Exercise aim:
Wherever "وقيل" appears in a line, copy that line.

* Begin Supplied material *

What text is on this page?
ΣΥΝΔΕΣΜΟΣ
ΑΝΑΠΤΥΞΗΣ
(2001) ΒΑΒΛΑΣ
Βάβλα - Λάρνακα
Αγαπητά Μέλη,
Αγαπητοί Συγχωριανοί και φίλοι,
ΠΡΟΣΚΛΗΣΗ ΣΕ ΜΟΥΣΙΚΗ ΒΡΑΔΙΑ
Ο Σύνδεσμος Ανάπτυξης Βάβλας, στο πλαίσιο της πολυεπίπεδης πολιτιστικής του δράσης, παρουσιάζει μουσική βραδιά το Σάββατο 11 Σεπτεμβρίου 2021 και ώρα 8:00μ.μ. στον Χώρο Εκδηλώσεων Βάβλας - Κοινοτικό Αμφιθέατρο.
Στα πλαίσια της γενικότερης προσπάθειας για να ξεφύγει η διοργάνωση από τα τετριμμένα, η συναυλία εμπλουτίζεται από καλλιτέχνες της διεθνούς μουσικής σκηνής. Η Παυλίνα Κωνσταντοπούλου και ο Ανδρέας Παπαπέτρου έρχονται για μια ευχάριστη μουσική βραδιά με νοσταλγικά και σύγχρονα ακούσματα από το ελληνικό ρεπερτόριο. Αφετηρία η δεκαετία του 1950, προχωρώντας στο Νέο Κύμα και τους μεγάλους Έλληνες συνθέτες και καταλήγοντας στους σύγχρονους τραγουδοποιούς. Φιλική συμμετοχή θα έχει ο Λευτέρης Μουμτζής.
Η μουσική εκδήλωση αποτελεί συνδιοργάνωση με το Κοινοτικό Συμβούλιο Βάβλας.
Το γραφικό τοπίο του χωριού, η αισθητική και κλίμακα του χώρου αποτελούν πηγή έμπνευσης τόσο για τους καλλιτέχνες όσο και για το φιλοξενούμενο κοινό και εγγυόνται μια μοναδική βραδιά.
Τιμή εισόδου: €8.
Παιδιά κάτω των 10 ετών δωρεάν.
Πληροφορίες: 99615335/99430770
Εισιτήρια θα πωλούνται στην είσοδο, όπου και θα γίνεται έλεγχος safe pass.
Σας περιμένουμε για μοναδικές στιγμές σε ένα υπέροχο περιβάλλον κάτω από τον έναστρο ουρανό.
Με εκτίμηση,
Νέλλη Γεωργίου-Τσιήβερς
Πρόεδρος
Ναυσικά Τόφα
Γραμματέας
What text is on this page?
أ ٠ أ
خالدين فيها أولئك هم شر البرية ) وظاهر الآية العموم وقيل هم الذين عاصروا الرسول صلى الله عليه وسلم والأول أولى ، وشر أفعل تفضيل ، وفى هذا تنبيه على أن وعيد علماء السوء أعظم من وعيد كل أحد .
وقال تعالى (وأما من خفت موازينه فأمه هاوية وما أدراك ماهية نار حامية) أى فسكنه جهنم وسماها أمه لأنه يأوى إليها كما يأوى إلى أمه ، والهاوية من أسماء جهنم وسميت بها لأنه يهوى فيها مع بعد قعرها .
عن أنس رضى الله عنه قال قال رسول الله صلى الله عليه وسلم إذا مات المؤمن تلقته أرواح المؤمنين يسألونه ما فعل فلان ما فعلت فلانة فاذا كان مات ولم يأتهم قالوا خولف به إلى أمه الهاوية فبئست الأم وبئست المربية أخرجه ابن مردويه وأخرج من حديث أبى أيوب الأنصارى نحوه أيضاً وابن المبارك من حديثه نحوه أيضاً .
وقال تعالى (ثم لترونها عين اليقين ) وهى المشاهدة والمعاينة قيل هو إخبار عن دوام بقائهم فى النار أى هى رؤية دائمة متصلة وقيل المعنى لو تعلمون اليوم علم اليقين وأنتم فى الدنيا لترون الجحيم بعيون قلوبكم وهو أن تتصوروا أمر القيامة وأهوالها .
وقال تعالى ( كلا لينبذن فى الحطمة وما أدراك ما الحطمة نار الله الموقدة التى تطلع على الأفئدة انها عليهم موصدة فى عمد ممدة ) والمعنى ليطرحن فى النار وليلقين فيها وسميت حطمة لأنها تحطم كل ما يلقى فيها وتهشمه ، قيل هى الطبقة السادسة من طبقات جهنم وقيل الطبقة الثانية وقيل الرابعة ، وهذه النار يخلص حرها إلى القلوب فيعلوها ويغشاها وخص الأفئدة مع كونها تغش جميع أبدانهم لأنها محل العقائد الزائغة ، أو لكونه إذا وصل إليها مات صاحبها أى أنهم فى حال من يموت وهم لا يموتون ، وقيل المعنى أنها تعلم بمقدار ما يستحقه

* End Supplied material *

Complete answer:
خالدين فيها أولئك هم شر البرية ) وظاهر الآية العموم وقيل هم الذين عاصروا الرسول صلى الله عليه وسلم والأول أولى ، وشر أفعل تفضيل ، وفى هذا تنبيه على أن وعيد علماء السوء أعظم من وعيد كل أحد .
وقال تعالى (ثم لترونها عين اليقين ) وهى المشاهدة والمعاينة قيل هو إخبار عن دوام بقائهم فى النار أى هى رؤية دائمة متصلة وقيل المعنى لو تعلمون اليوم علم اليقين وأنتم فى الدنيا لترون الجحيم بعيون قلوبكم وهو أن تتصوروا أمر القيامة وأهوالها .
وقال تعالى ( كلا لينبذن فى الحطمة وما أدراك ما الحطمة نار الله الموقدة التى تطلع على الأفئدة انها عليهم موصدة فى عمد ممدة ) والمعنى ليطرحن فى النار وليلقين فيها وسميت حطمة لأنها تحطم كل ما يلقى فيها وتهشمه ، قيل هى الطبقة السادسة من طبقات جهنم وقيل الطبقة الثانية وقيل الرابعة ، وهذه النار يخلص حرها إلى القلوب فيعلوها ويغشاها وخص الأفئدة مع كونها تغش جميع أبدانهم لأنها محل العقائد الزائغة ، أو لكونه إذا وصل إليها مات صاحبها أى أنهم فى حال من يموت وهم لا يموتون ، وقيل المعنى أنها تعلم بمقدار ما يستحقه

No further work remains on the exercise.